SET TASK
Identify the lines that contain the string "screenshot" and report only how many there are.

(Dataset rows)
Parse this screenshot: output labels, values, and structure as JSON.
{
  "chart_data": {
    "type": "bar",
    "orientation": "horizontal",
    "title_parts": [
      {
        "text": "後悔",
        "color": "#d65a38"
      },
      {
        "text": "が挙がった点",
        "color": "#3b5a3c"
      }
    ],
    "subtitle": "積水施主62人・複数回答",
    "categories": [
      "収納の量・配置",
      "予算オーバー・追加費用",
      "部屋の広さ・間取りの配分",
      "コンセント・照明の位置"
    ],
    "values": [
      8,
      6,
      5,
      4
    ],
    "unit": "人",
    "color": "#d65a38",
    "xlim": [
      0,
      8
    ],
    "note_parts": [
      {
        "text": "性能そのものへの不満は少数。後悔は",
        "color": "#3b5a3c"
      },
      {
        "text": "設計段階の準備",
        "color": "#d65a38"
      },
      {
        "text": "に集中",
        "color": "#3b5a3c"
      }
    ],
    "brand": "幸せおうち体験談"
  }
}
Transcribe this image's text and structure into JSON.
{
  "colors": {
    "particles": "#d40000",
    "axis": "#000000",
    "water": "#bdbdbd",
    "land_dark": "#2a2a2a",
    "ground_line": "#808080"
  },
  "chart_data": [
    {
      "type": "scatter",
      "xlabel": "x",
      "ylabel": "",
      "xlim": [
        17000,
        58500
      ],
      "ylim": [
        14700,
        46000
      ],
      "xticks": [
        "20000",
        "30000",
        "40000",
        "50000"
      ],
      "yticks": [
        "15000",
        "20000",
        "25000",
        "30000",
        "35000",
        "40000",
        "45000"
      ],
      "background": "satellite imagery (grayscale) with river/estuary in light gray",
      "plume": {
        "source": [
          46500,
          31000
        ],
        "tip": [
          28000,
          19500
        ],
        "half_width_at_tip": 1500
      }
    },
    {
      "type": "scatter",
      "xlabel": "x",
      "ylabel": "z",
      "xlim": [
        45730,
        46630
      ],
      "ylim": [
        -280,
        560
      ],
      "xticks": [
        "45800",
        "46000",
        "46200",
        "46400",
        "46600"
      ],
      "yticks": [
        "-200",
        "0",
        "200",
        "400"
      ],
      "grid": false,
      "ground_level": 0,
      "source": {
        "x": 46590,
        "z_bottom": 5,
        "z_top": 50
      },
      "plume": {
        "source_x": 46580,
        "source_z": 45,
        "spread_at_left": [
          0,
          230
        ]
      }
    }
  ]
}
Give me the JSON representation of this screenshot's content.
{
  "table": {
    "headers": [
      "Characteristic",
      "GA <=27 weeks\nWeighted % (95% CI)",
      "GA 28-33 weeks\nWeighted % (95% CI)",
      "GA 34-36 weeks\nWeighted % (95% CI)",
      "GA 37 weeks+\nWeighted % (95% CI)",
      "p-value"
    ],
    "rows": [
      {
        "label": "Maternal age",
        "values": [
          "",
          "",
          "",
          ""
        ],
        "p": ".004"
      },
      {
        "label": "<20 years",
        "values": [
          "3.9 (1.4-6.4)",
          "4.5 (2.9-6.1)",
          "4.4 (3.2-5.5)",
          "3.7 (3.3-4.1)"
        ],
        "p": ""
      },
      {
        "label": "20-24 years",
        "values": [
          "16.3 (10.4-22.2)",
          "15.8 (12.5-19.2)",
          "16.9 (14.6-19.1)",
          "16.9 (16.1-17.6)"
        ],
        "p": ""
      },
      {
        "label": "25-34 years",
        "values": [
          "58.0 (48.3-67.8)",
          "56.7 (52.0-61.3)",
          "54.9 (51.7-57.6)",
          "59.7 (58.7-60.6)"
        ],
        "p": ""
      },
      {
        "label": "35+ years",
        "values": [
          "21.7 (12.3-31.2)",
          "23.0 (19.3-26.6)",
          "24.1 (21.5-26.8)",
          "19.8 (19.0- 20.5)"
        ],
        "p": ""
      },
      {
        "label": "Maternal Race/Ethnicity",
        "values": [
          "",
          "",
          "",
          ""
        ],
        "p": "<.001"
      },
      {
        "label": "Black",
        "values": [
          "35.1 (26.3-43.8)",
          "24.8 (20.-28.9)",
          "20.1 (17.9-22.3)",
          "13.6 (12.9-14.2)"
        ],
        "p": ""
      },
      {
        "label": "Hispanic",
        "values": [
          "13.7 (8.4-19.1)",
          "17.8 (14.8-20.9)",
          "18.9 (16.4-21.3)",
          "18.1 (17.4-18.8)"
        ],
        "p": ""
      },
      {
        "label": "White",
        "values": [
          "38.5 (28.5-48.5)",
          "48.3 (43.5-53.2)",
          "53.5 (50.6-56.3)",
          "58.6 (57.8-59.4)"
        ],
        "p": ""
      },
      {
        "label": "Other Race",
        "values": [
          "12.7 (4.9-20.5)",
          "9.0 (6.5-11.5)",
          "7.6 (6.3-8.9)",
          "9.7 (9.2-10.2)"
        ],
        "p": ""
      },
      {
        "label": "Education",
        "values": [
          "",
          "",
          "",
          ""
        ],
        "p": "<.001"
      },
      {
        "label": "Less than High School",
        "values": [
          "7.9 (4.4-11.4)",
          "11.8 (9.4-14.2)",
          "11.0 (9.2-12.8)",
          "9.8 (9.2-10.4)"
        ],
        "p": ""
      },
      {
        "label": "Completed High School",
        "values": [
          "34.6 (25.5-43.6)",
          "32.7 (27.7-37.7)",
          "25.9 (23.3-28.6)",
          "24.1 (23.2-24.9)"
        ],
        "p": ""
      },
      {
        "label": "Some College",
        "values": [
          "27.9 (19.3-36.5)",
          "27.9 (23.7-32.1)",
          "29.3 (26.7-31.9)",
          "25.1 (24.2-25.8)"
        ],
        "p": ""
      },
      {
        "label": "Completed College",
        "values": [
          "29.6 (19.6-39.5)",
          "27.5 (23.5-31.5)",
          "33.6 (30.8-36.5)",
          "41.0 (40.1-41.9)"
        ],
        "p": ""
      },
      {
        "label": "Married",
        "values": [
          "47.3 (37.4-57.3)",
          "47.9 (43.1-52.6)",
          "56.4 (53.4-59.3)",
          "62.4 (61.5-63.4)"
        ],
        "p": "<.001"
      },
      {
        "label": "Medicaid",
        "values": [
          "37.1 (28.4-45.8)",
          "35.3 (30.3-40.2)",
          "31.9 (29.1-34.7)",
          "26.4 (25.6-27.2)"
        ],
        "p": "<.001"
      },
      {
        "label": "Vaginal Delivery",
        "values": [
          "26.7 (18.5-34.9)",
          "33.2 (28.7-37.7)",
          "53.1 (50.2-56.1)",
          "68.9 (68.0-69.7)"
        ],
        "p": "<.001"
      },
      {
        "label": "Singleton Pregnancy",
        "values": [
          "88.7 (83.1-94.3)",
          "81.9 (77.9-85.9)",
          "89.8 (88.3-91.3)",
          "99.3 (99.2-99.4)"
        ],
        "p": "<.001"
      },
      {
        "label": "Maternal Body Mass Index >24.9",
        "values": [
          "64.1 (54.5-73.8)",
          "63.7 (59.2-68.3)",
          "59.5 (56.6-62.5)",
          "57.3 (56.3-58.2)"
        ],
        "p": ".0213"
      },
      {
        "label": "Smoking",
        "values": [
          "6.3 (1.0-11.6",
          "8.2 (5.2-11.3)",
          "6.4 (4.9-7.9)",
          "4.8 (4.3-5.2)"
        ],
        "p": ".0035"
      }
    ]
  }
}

TASK RESULT
2